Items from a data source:

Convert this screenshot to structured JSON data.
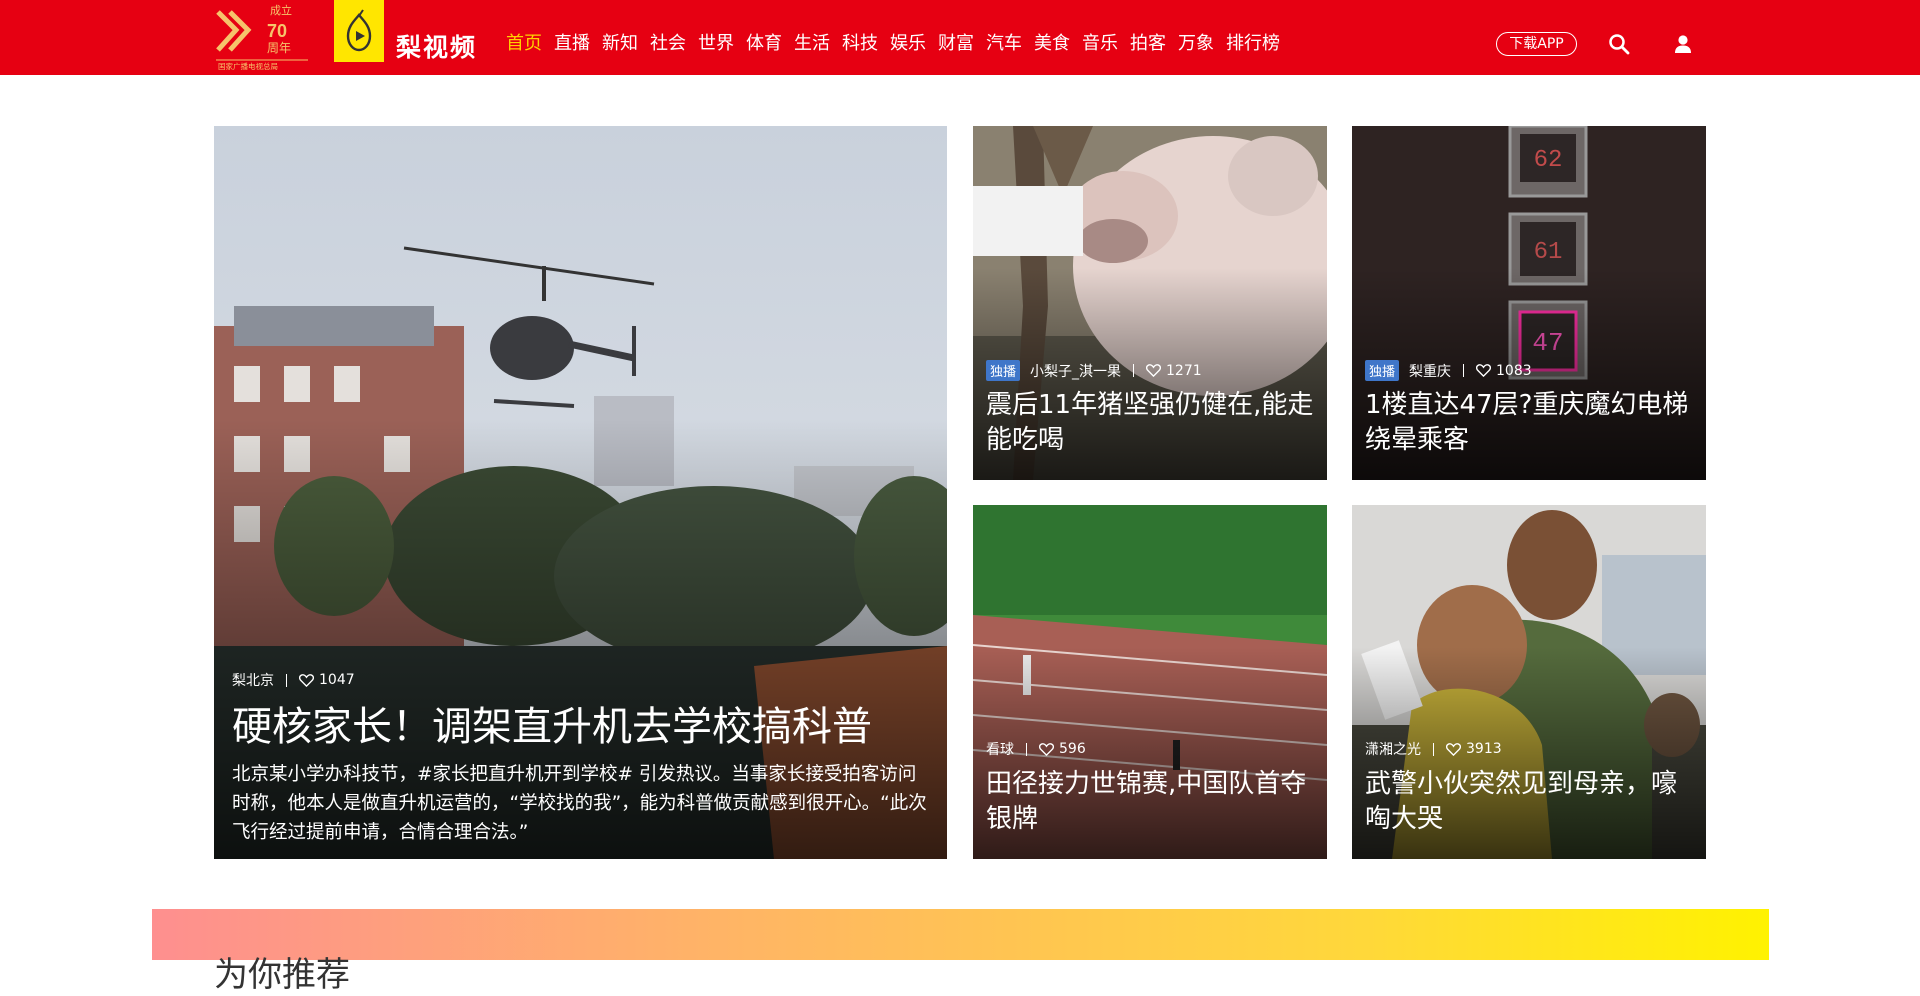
{
  "brand": {
    "name": "梨视频",
    "badge_number": "70",
    "badge_text": "周年",
    "badge_text_top": "成立",
    "badge_sub": "国家广播电视总局"
  },
  "nav": {
    "items": [
      {
        "label": "首页",
        "active": true
      },
      {
        "label": "直播",
        "active": false
      },
      {
        "label": "新知",
        "active": false
      },
      {
        "label": "社会",
        "active": false
      },
      {
        "label": "世界",
        "active": false
      },
      {
        "label": "体育",
        "active": false
      },
      {
        "label": "生活",
        "active": false
      },
      {
        "label": "科技",
        "active": false
      },
      {
        "label": "娱乐",
        "active": false
      },
      {
        "label": "财富",
        "active": false
      },
      {
        "label": "汽车",
        "active": false
      },
      {
        "label": "美食",
        "active": false
      },
      {
        "label": "音乐",
        "active": false
      },
      {
        "label": "拍客",
        "active": false
      },
      {
        "label": "万象",
        "active": false
      },
      {
        "label": "排行榜",
        "active": false
      }
    ],
    "download_label": "下载APP",
    "search_icon": "search-icon",
    "user_icon": "user-icon"
  },
  "main_card": {
    "source": "梨北京",
    "likes": "1047",
    "title": "硬核家长！调架直升机去学校搞科普",
    "description": "北京某小学办科技节，#家长把直升机开到学校# 引发热议。当事家长接受拍客访问时称，他本人是做直升机运营的，“学校找的我”，能为科普做贡献感到很开心。“此次飞行经过提前申请，合情合理合法。”"
  },
  "cards": [
    {
      "tag": "独播",
      "source": "小梨子_淇一果",
      "likes": "1271",
      "title": "震后11年猪坚强仍健在,能走能吃喝"
    },
    {
      "tag": "独播",
      "source": "梨重庆",
      "likes": "1083",
      "title": "1楼直达47层?重庆魔幻电梯绕晕乘客",
      "elevator_numbers": [
        "62",
        "61",
        "47"
      ]
    },
    {
      "tag": "",
      "source": "看球",
      "likes": "596",
      "title": "田径接力世锦赛,中国队首夺银牌"
    },
    {
      "tag": "",
      "source": "潇湘之光",
      "likes": "3913",
      "title": "武警小伙突然见到母亲，嚎啕大哭"
    }
  ],
  "recommend": {
    "title": "为你推荐"
  },
  "colors": {
    "header_bg": "#e60012",
    "nav_active": "#ffd100",
    "tag_bg": "#3f76c9",
    "pear_yellow": "#ffe600"
  }
}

_Requirement_: The pictures should not appear in the copy; every other part of the records above must be returned exactly.

_Response for this exercise_:
Convert this screenshot to structured JSON data.
{
  "brand": {
    "name": "梨视频",
    "badge_number": "70",
    "badge_text": "周年",
    "badge_text_top": "成立",
    "badge_sub": "国家广播电视总局"
  },
  "nav": {
    "items": [
      {
        "label": "首页",
        "active": true
      },
      {
        "label": "直播",
        "active": false
      },
      {
        "label": "新知",
        "active": false
      },
      {
        "label": "社会",
        "active": false
      },
      {
        "label": "世界",
        "active": false
      },
      {
        "label": "体育",
        "active": false
      },
      {
        "label": "生活",
        "active": false
      },
      {
        "label": "科技",
        "active": false
      },
      {
        "label": "娱乐",
        "active": false
      },
      {
        "label": "财富",
        "active": false
      },
      {
        "label": "汽车",
        "active": false
      },
      {
        "label": "美食",
        "active": false
      },
      {
        "label": "音乐",
        "active": false
      },
      {
        "label": "拍客",
        "active": false
      },
      {
        "label": "万象",
        "active": false
      },
      {
        "label": "排行榜",
        "active": false
      }
    ],
    "download_label": "下载APP",
    "search_icon": "search-icon",
    "user_icon": "user-icon"
  },
  "main_card": {
    "source": "梨北京",
    "likes": "1047",
    "title": "硬核家长！调架直升机去学校搞科普",
    "description": "北京某小学办科技节，#家长把直升机开到学校# 引发热议。当事家长接受拍客访问时称，他本人是做直升机运营的，“学校找的我”，能为科普做贡献感到很开心。“此次飞行经过提前申请，合情合理合法。”"
  },
  "cards": [
    {
      "tag": "独播",
      "source": "小梨子_淇一果",
      "likes": "1271",
      "title": "震后11年猪坚强仍健在,能走能吃喝"
    },
    {
      "tag": "独播",
      "source": "梨重庆",
      "likes": "1083",
      "title": "1楼直达47层?重庆魔幻电梯绕晕乘客",
      "elevator_numbers": [
        "62",
        "61",
        "47"
      ]
    },
    {
      "tag": "",
      "source": "看球",
      "likes": "596",
      "title": "田径接力世锦赛,中国队首夺银牌"
    },
    {
      "tag": "",
      "source": "潇湘之光",
      "likes": "3913",
      "title": "武警小伙突然见到母亲，嚎啕大哭"
    }
  ],
  "recommend": {
    "title": "为你推荐"
  },
  "colors": {
    "header_bg": "#e60012",
    "nav_active": "#ffd100",
    "tag_bg": "#3f76c9",
    "pear_yellow": "#ffe600"
  }
}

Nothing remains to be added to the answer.